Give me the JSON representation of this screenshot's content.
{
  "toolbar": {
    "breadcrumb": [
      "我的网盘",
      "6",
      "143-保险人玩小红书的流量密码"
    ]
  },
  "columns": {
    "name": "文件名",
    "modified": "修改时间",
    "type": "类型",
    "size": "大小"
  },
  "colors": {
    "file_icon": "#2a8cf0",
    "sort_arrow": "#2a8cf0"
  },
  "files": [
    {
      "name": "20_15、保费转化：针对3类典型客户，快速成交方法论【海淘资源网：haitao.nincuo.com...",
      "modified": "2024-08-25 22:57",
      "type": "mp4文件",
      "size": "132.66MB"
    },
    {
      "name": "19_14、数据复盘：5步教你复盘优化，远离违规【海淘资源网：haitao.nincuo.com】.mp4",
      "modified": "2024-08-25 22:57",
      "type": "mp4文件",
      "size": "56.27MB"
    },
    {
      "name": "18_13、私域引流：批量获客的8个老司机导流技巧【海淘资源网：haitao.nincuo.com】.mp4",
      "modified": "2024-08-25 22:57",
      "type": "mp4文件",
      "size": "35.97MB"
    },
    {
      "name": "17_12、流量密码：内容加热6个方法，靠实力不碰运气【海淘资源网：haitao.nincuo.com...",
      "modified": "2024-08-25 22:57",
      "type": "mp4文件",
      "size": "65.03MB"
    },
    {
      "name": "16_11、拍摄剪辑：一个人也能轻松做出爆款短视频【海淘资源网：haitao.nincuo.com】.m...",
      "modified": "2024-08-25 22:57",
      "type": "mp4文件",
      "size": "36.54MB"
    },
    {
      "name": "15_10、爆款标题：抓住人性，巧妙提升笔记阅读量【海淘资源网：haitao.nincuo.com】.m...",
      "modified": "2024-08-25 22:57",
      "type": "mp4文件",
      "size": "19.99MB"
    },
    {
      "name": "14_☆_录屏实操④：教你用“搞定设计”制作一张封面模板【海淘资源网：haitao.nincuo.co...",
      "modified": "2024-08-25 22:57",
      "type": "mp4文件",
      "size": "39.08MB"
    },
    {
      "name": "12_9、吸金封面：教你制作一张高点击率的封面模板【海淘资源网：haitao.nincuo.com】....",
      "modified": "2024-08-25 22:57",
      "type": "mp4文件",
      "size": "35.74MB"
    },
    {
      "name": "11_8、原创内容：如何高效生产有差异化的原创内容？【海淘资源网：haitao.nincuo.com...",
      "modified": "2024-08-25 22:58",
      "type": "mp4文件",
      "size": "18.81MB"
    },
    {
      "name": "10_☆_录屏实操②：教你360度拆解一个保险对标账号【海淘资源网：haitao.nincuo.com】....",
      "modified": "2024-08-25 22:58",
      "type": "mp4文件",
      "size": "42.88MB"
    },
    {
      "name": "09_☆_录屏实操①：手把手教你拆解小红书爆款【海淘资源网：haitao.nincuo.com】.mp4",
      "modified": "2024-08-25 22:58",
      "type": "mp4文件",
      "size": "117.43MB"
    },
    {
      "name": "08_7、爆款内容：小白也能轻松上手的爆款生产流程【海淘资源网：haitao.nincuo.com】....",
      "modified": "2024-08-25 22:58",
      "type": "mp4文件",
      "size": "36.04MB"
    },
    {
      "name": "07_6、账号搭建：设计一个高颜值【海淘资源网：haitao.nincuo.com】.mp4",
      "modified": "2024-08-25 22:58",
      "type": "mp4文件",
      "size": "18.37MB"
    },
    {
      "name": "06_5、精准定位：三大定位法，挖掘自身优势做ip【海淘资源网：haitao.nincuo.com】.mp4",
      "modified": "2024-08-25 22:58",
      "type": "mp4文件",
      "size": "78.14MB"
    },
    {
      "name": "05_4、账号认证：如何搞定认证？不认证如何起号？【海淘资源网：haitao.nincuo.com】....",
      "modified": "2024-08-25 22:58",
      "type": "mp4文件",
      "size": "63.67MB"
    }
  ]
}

**What is required**:
Retype the entries one by one, exactly.

**Problem solution**:
Give me the JSON representation of this screenshot's content.
{
  "toolbar": {
    "breadcrumb": [
      "我的网盘",
      "6",
      "143-保险人玩小红书的流量密码"
    ]
  },
  "columns": {
    "name": "文件名",
    "modified": "修改时间",
    "type": "类型",
    "size": "大小"
  },
  "colors": {
    "file_icon": "#2a8cf0",
    "sort_arrow": "#2a8cf0"
  },
  "files": [
    {
      "name": "20_15、保费转化：针对3类典型客户，快速成交方法论【海淘资源网：haitao.nincuo.com...",
      "modified": "2024-08-25 22:57",
      "type": "mp4文件",
      "size": "132.66MB"
    },
    {
      "name": "19_14、数据复盘：5步教你复盘优化，远离违规【海淘资源网：haitao.nincuo.com】.mp4",
      "modified": "2024-08-25 22:57",
      "type": "mp4文件",
      "size": "56.27MB"
    },
    {
      "name": "18_13、私域引流：批量获客的8个老司机导流技巧【海淘资源网：haitao.nincuo.com】.mp4",
      "modified": "2024-08-25 22:57",
      "type": "mp4文件",
      "size": "35.97MB"
    },
    {
      "name": "17_12、流量密码：内容加热6个方法，靠实力不碰运气【海淘资源网：haitao.nincuo.com...",
      "modified": "2024-08-25 22:57",
      "type": "mp4文件",
      "size": "65.03MB"
    },
    {
      "name": "16_11、拍摄剪辑：一个人也能轻松做出爆款短视频【海淘资源网：haitao.nincuo.com】.m...",
      "modified": "2024-08-25 22:57",
      "type": "mp4文件",
      "size": "36.54MB"
    },
    {
      "name": "15_10、爆款标题：抓住人性，巧妙提升笔记阅读量【海淘资源网：haitao.nincuo.com】.m...",
      "modified": "2024-08-25 22:57",
      "type": "mp4文件",
      "size": "19.99MB"
    },
    {
      "name": "14_☆_录屏实操④：教你用“搞定设计”制作一张封面模板【海淘资源网：haitao.nincuo.co...",
      "modified": "2024-08-25 22:57",
      "type": "mp4文件",
      "size": "39.08MB"
    },
    {
      "name": "12_9、吸金封面：教你制作一张高点击率的封面模板【海淘资源网：haitao.nincuo.com】....",
      "modified": "2024-08-25 22:57",
      "type": "mp4文件",
      "size": "35.74MB"
    },
    {
      "name": "11_8、原创内容：如何高效生产有差异化的原创内容？【海淘资源网：haitao.nincuo.com...",
      "modified": "2024-08-25 22:58",
      "type": "mp4文件",
      "size": "18.81MB"
    },
    {
      "name": "10_☆_录屏实操②：教你360度拆解一个保险对标账号【海淘资源网：haitao.nincuo.com】....",
      "modified": "2024-08-25 22:58",
      "type": "mp4文件",
      "size": "42.88MB"
    },
    {
      "name": "09_☆_录屏实操①：手把手教你拆解小红书爆款【海淘资源网：haitao.nincuo.com】.mp4",
      "modified": "2024-08-25 22:58",
      "type": "mp4文件",
      "size": "117.43MB"
    },
    {
      "name": "08_7、爆款内容：小白也能轻松上手的爆款生产流程【海淘资源网：haitao.nincuo.com】....",
      "modified": "2024-08-25 22:58",
      "type": "mp4文件",
      "size": "36.04MB"
    },
    {
      "name": "07_6、账号搭建：设计一个高颜值【海淘资源网：haitao.nincuo.com】.mp4",
      "modified": "2024-08-25 22:58",
      "type": "mp4文件",
      "size": "18.37MB"
    },
    {
      "name": "06_5、精准定位：三大定位法，挖掘自身优势做ip【海淘资源网：haitao.nincuo.com】.mp4",
      "modified": "2024-08-25 22:58",
      "type": "mp4文件",
      "size": "78.14MB"
    },
    {
      "name": "05_4、账号认证：如何搞定认证？不认证如何起号？【海淘资源网：haitao.nincuo.com】....",
      "modified": "2024-08-25 22:58",
      "type": "mp4文件",
      "size": "63.67MB"
    }
  ]
}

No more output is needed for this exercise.